YOUR INSTRUCTIONS - Give every entry again, word for word.
───── ENTRIES
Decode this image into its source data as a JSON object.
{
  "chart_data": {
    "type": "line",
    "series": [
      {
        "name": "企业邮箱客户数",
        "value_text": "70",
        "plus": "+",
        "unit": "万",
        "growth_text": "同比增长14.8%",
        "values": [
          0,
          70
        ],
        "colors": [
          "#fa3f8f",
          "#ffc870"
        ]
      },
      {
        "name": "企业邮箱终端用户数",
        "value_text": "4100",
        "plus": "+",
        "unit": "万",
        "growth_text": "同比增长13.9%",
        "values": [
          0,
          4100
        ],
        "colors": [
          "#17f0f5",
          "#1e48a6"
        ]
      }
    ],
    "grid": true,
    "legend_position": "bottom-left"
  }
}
──────────
CORRECT RESPONSE -
Decode this image into its source data as a JSON object.
{
  "chart_data": {
    "type": "line",
    "series": [
      {
        "name": "企业邮箱客户数",
        "value_text": "70",
        "plus": "+",
        "unit": "万",
        "growth_text": "同比增长14.8%",
        "values": [
          0,
          70
        ],
        "colors": [
          "#fa3f8f",
          "#ffc870"
        ]
      },
      {
        "name": "企业邮箱终端用户数",
        "value_text": "4100",
        "plus": "+",
        "unit": "万",
        "growth_text": "同比增长13.9%",
        "values": [
          0,
          4100
        ],
        "colors": [
          "#17f0f5",
          "#1e48a6"
        ]
      }
    ],
    "grid": true,
    "legend_position": "bottom-left"
  }
}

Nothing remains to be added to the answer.